▶ _PROBLEM REQUIREMENTS_: Repeat the material in full. Keep every line exactly as it is.

#####

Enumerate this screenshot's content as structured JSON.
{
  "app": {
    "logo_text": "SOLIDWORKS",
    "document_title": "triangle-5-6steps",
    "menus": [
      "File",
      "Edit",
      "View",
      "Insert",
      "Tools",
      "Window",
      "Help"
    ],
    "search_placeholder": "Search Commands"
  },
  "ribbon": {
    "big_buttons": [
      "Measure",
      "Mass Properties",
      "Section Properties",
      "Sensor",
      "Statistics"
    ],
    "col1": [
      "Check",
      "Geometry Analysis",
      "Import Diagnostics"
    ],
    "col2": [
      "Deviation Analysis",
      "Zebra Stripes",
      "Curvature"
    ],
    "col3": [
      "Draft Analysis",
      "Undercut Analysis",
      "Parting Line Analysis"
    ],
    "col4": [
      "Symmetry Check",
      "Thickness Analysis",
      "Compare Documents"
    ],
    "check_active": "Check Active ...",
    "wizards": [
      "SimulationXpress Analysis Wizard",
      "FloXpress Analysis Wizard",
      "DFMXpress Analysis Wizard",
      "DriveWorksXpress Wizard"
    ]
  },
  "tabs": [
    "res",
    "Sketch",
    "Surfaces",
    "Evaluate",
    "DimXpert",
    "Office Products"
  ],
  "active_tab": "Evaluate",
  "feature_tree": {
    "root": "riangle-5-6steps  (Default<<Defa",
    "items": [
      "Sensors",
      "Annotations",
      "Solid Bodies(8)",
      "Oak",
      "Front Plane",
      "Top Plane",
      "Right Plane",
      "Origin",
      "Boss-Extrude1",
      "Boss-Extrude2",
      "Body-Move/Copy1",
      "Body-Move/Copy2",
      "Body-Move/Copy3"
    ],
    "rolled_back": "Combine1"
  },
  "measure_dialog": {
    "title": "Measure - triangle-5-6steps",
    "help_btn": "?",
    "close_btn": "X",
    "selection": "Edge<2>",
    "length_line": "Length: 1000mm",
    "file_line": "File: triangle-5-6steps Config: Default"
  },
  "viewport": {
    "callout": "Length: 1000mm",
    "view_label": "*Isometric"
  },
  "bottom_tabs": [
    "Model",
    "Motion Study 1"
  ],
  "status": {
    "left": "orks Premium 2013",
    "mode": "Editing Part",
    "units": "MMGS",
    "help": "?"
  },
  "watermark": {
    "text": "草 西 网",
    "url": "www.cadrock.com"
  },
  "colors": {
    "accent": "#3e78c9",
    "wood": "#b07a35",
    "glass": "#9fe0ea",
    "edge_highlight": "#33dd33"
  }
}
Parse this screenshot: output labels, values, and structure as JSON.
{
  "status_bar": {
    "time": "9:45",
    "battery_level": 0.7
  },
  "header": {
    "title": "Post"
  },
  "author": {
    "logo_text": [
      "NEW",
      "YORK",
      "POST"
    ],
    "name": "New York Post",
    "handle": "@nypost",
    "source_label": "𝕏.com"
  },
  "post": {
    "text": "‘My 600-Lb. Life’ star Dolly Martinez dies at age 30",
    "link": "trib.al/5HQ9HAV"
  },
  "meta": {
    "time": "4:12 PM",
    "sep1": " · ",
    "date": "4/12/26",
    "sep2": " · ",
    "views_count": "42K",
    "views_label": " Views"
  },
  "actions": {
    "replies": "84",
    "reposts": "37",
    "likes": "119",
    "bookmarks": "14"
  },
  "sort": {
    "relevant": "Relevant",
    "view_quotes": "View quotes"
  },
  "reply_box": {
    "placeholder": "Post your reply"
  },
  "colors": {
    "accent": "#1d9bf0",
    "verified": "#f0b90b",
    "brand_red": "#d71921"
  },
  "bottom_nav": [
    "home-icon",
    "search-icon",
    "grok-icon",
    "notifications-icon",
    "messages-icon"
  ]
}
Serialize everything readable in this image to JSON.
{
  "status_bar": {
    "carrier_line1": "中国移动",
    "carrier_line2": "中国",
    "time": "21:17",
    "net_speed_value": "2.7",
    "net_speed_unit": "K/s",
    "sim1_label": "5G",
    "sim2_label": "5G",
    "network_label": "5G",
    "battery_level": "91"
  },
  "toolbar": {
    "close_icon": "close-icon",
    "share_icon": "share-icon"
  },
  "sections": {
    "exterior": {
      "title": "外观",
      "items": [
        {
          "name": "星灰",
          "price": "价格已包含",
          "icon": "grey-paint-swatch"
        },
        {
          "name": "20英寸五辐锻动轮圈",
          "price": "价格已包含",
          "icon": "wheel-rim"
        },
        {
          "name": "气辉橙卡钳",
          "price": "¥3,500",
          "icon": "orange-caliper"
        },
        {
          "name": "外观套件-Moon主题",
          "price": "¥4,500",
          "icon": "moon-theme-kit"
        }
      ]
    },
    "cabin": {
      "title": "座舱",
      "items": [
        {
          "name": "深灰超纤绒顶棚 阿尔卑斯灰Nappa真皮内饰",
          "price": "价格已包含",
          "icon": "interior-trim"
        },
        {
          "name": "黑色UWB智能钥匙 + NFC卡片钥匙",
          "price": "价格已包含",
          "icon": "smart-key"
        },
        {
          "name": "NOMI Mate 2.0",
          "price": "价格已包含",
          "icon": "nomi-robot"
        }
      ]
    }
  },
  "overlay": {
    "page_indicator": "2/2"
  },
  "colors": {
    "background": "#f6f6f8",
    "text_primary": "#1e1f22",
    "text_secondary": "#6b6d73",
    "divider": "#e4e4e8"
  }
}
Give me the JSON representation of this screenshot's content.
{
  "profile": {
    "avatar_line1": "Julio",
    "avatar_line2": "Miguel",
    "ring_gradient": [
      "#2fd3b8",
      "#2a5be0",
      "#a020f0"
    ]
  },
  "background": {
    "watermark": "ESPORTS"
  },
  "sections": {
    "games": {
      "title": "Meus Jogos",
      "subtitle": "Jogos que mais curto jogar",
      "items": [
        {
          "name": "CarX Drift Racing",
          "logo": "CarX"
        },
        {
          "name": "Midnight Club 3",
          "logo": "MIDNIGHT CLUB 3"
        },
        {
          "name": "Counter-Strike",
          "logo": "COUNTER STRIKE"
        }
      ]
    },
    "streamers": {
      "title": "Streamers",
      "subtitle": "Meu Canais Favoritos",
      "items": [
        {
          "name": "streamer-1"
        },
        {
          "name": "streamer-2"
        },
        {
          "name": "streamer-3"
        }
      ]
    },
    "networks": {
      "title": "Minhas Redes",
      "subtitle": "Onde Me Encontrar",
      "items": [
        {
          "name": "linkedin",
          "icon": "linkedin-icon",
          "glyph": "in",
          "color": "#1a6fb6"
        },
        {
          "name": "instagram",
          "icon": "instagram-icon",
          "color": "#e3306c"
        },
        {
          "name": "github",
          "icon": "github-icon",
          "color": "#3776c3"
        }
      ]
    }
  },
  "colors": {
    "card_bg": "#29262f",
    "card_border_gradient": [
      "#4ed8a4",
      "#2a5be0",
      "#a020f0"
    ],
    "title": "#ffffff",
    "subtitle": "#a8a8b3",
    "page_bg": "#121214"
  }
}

#####

▶ _THE COMPLETED TASK_:
Enumerate this screenshot's content as structured JSON.
{
  "app": {
    "logo_text": "SOLIDWORKS",
    "document_title": "triangle-5-6steps",
    "menus": [
      "File",
      "Edit",
      "View",
      "Insert",
      "Tools",
      "Window",
      "Help"
    ],
    "search_placeholder": "Search Commands"
  },
  "ribbon": {
    "big_buttons": [
      "Measure",
      "Mass Properties",
      "Section Properties",
      "Sensor",
      "Statistics"
    ],
    "col1": [
      "Check",
      "Geometry Analysis",
      "Import Diagnostics"
    ],
    "col2": [
      "Deviation Analysis",
      "Zebra Stripes",
      "Curvature"
    ],
    "col3": [
      "Draft Analysis",
      "Undercut Analysis",
      "Parting Line Analysis"
    ],
    "col4": [
      "Symmetry Check",
      "Thickness Analysis",
      "Compare Documents"
    ],
    "check_active": "Check Active ...",
    "wizards": [
      "SimulationXpress Analysis Wizard",
      "FloXpress Analysis Wizard",
      "DFMXpress Analysis Wizard",
      "DriveWorksXpress Wizard"
    ]
  },
  "tabs": [
    "res",
    "Sketch",
    "Surfaces",
    "Evaluate",
    "DimXpert",
    "Office Products"
  ],
  "active_tab": "Evaluate",
  "feature_tree": {
    "root": "riangle-5-6steps  (Default<<Defa",
    "items": [
      "Sensors",
      "Annotations",
      "Solid Bodies(8)",
      "Oak",
      "Front Plane",
      "Top Plane",
      "Right Plane",
      "Origin",
      "Boss-Extrude1",
      "Boss-Extrude2",
      "Body-Move/Copy1",
      "Body-Move/Copy2",
      "Body-Move/Copy3"
    ],
    "rolled_back": "Combine1"
  },
  "measure_dialog": {
    "title": "Measure - triangle-5-6steps",
    "help_btn": "?",
    "close_btn": "X",
    "selection": "Edge<2>",
    "length_line": "Length: 1000mm",
    "file_line": "File: triangle-5-6steps Config: Default"
  },
  "viewport": {
    "callout": "Length: 1000mm",
    "view_label": "*Isometric"
  },
  "bottom_tabs": [
    "Model",
    "Motion Study 1"
  ],
  "status": {
    "left": "orks Premium 2013",
    "mode": "Editing Part",
    "units": "MMGS",
    "help": "?"
  },
  "watermark": {
    "text": "草 西 网",
    "url": "www.cadrock.com"
  },
  "colors": {
    "accent": "#3e78c9",
    "wood": "#b07a35",
    "glass": "#9fe0ea",
    "edge_highlight": "#33dd33"
  }
}
Parse this screenshot: output labels, values, and structure as JSON.
{
  "status_bar": {
    "time": "9:45",
    "battery_level": 0.7
  },
  "header": {
    "title": "Post"
  },
  "author": {
    "logo_text": [
      "NEW",
      "YORK",
      "POST"
    ],
    "name": "New York Post",
    "handle": "@nypost",
    "source_label": "𝕏.com"
  },
  "post": {
    "text": "‘My 600-Lb. Life’ star Dolly Martinez dies at age 30",
    "link": "trib.al/5HQ9HAV"
  },
  "meta": {
    "time": "4:12 PM",
    "sep1": " · ",
    "date": "4/12/26",
    "sep2": " · ",
    "views_count": "42K",
    "views_label": " Views"
  },
  "actions": {
    "replies": "84",
    "reposts": "37",
    "likes": "119",
    "bookmarks": "14"
  },
  "sort": {
    "relevant": "Relevant",
    "view_quotes": "View quotes"
  },
  "reply_box": {
    "placeholder": "Post your reply"
  },
  "colors": {
    "accent": "#1d9bf0",
    "verified": "#f0b90b",
    "brand_red": "#d71921"
  },
  "bottom_nav": [
    "home-icon",
    "search-icon",
    "grok-icon",
    "notifications-icon",
    "messages-icon"
  ]
}
Serialize everything readable in this image to JSON.
{
  "status_bar": {
    "carrier_line1": "中国移动",
    "carrier_line2": "中国",
    "time": "21:17",
    "net_speed_value": "2.7",
    "net_speed_unit": "K/s",
    "sim1_label": "5G",
    "sim2_label": "5G",
    "network_label": "5G",
    "battery_level": "91"
  },
  "toolbar": {
    "close_icon": "close-icon",
    "share_icon": "share-icon"
  },
  "sections": {
    "exterior": {
      "title": "外观",
      "items": [
        {
          "name": "星灰",
          "price": "价格已包含",
          "icon": "grey-paint-swatch"
        },
        {
          "name": "20英寸五辐锻动轮圈",
          "price": "价格已包含",
          "icon": "wheel-rim"
        },
        {
          "name": "气辉橙卡钳",
          "price": "¥3,500",
          "icon": "orange-caliper"
        },
        {
          "name": "外观套件-Moon主题",
          "price": "¥4,500",
          "icon": "moon-theme-kit"
        }
      ]
    },
    "cabin": {
      "title": "座舱",
      "items": [
        {
          "name": "深灰超纤绒顶棚 阿尔卑斯灰Nappa真皮内饰",
          "price": "价格已包含",
          "icon": "interior-trim"
        },
        {
          "name": "黑色UWB智能钥匙 + NFC卡片钥匙",
          "price": "价格已包含",
          "icon": "smart-key"
        },
        {
          "name": "NOMI Mate 2.0",
          "price": "价格已包含",
          "icon": "nomi-robot"
        }
      ]
    }
  },
  "overlay": {
    "page_indicator": "2/2"
  },
  "colors": {
    "background": "#f6f6f8",
    "text_primary": "#1e1f22",
    "text_secondary": "#6b6d73",
    "divider": "#e4e4e8"
  }
}
Give me the JSON representation of this screenshot's content.
{
  "profile": {
    "avatar_line1": "Julio",
    "avatar_line2": "Miguel",
    "ring_gradient": [
      "#2fd3b8",
      "#2a5be0",
      "#a020f0"
    ]
  },
  "background": {
    "watermark": "ESPORTS"
  },
  "sections": {
    "games": {
      "title": "Meus Jogos",
      "subtitle": "Jogos que mais curto jogar",
      "items": [
        {
          "name": "CarX Drift Racing",
          "logo": "CarX"
        },
        {
          "name": "Midnight Club 3",
          "logo": "MIDNIGHT CLUB 3"
        },
        {
          "name": "Counter-Strike",
          "logo": "COUNTER STRIKE"
        }
      ]
    },
    "streamers": {
      "title": "Streamers",
      "subtitle": "Meu Canais Favoritos",
      "items": [
        {
          "name": "streamer-1"
        },
        {
          "name": "streamer-2"
        },
        {
          "name": "streamer-3"
        }
      ]
    },
    "networks": {
      "title": "Minhas Redes",
      "subtitle": "Onde Me Encontrar",
      "items": [
        {
          "name": "linkedin",
          "icon": "linkedin-icon",
          "glyph": "in",
          "color": "#1a6fb6"
        },
        {
          "name": "instagram",
          "icon": "instagram-icon",
          "color": "#e3306c"
        },
        {
          "name": "github",
          "icon": "github-icon",
          "color": "#3776c3"
        }
      ]
    }
  },
  "colors": {
    "card_bg": "#29262f",
    "card_border_gradient": [
      "#4ed8a4",
      "#2a5be0",
      "#a020f0"
    ],
    "title": "#ffffff",
    "subtitle": "#a8a8b3",
    "page_bg": "#121214"
  }
}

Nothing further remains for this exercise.